Reading passage ▸
####################

Final answer:
The voltage drop across an extension cord can be calculated using Ohm's Law and is dependent on the cord's resistance and the current flowing through it. A larger voltage drop in the cord means less voltage is available for the appliance, which hampers its performance. In parallel circuits, the voltage across parallel components is the same, which is essential to understand for appliance functionality.
Step-by-step explanation:
Exploring Voltage Drop and Its Effects on Appliances
When we calculate the voltage drop in an extension cord with a resistance of 0.0600 ohms and a current of 5.00 A flowing through it, the voltage drop is given by Ohm's Law, V = IR, which results in 0.300 V. Similarly, for a cheaper cord with a higher resistance of 0.300 ohms, the voltage drop with the same current flowing would be 1.50 V.
The reason the voltage to the appliance is reduced is that the total voltage from the power source to the appliance is fixed; thus, if there is a substantial voltage drop across the cord, less voltage is available for the appliance itself. This reduction in voltage consequently reduces the appliance's power output, which can impair its proper functioning.
In a circuit diagram, it is false that the voltage is the same at every point in a given wire. This is because voltage drops can occur across components such as resistors, which can result in different voltages at different points in the wire.
If a 5-V drop occurs across a resistor (R1) that is connected in parallel to another resistor (R2), the voltage drop across R2 would also be 5 V, because in a parallel circuit, voltage across all components is the same.

####################

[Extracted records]
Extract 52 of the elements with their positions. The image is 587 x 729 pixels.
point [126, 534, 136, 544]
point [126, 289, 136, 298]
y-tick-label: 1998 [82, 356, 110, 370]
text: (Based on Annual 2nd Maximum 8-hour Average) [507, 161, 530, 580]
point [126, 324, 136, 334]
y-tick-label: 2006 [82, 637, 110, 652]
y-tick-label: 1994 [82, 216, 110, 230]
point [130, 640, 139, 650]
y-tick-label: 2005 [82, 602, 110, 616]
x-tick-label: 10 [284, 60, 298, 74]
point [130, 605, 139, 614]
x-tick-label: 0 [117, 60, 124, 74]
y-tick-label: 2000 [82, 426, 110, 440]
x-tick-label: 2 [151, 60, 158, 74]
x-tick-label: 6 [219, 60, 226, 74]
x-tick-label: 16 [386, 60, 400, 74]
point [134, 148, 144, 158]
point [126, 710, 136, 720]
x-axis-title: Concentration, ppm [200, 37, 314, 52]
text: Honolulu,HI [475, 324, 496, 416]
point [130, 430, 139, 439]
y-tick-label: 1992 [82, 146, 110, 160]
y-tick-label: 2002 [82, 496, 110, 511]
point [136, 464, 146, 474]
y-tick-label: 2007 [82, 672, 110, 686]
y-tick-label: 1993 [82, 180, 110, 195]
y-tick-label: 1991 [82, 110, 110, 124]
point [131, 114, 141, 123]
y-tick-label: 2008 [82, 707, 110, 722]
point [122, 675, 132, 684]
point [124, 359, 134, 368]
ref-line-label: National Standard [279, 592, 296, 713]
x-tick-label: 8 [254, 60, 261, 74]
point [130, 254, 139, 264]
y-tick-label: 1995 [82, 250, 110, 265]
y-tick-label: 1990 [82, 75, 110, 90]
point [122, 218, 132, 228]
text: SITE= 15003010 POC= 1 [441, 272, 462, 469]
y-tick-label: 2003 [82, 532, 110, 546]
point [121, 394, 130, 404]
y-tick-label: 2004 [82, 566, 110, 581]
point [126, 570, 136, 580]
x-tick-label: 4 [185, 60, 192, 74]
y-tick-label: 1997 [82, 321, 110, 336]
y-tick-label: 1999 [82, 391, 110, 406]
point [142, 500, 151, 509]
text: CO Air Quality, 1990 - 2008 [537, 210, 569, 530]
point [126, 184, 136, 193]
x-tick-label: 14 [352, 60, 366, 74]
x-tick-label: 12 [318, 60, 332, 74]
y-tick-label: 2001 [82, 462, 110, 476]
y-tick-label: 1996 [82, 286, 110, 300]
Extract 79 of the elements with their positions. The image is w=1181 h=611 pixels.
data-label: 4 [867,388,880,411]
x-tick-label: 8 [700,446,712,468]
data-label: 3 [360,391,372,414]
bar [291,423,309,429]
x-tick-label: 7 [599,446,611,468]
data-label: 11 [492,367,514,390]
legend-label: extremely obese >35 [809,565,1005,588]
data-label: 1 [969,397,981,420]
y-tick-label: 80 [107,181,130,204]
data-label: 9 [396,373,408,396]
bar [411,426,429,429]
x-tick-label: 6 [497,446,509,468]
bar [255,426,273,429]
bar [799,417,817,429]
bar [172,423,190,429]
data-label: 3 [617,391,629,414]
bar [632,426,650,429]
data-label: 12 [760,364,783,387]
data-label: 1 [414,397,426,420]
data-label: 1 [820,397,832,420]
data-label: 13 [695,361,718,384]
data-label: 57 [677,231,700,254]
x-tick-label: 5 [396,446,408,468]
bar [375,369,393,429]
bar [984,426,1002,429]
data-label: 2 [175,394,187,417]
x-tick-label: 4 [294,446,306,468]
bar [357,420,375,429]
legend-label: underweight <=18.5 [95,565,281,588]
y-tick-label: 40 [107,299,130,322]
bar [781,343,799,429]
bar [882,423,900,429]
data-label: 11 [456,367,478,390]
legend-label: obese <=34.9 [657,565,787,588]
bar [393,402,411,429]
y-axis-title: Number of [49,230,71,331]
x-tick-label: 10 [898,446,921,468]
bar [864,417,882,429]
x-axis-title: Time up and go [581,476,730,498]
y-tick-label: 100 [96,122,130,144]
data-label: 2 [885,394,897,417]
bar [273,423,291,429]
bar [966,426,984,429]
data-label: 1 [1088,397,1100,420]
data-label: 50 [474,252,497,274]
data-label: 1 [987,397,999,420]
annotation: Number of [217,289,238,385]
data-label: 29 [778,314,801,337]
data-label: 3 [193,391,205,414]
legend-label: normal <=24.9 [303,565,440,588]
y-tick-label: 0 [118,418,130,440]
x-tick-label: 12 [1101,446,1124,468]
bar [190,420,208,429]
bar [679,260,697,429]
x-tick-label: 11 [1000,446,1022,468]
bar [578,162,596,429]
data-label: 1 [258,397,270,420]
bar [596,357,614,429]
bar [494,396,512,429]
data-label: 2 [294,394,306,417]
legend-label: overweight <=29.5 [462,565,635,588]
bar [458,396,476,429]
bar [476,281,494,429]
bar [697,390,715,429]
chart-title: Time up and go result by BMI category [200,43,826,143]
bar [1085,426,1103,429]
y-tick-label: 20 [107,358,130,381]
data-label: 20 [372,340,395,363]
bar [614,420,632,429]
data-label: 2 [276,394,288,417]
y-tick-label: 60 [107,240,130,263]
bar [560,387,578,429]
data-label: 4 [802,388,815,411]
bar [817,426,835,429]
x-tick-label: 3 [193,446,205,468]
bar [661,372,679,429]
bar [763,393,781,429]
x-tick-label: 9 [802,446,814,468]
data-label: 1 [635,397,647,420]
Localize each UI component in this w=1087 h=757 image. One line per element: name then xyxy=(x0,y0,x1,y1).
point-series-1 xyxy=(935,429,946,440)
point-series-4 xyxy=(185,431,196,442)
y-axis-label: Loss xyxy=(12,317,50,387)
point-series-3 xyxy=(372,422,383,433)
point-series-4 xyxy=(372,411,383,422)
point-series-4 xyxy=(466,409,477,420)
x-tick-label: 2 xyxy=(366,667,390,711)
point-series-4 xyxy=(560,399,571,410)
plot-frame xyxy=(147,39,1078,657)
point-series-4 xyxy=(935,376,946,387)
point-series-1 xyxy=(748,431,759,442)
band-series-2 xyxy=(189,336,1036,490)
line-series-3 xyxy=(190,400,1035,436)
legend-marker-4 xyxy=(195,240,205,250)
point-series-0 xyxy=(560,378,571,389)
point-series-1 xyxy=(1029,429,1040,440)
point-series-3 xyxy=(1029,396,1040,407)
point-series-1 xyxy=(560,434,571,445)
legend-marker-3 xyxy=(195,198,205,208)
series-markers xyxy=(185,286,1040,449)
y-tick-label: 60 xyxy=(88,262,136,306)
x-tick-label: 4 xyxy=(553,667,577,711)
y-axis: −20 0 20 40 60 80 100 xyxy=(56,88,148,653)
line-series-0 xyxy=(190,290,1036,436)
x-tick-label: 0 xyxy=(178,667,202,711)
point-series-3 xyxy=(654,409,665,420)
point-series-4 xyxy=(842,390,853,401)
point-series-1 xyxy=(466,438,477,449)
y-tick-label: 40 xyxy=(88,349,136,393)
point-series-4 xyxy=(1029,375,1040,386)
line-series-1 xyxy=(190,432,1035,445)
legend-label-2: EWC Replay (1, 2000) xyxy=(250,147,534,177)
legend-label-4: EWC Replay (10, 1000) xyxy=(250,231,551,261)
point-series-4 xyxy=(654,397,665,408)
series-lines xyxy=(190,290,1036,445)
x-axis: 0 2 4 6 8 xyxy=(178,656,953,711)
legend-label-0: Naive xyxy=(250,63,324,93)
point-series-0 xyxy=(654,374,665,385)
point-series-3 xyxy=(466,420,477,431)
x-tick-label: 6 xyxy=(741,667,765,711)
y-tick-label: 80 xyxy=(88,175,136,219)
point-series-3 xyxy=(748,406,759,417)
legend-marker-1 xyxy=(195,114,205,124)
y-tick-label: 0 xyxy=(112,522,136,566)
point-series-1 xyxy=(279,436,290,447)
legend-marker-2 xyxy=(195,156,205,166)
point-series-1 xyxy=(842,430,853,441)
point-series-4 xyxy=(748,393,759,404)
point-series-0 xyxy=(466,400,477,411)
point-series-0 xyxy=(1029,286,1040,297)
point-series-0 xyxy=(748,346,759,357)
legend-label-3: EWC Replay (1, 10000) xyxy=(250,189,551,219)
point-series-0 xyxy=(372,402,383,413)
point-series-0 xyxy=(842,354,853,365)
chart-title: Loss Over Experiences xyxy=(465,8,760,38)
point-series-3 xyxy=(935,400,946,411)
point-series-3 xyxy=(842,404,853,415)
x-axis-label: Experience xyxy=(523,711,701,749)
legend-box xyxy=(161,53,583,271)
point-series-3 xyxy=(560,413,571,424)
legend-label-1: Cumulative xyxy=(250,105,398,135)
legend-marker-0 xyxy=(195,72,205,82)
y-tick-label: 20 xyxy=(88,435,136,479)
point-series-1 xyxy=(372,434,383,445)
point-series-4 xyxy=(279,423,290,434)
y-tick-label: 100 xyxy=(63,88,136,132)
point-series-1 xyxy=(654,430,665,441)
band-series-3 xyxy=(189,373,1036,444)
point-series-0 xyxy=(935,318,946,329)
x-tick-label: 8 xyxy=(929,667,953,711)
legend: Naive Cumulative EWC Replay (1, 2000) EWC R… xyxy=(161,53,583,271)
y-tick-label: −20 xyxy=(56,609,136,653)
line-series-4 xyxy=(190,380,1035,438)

####################

Task list ▸
a) Render this sentence from the voltage drop explanation into Spanish: "A larger voltage drop in the cord means less voltage is available for the appliance, which hampers its performance."
b) From the voltage drop explanation, extract the passage starting with "In a circuit" and going on through "in the wire.".

Answers by task ▸
a) Una mayor caída de tensión en el cable significa que hay menos tensión disponible para el aparato, lo que perjudica su rendimiento.

b)
In a circuit diagram, it is false that the voltage is the same at every point in a given wire. This is because voltage drops can occur across components such as resistors, which can result in different voltages at different points in the wire.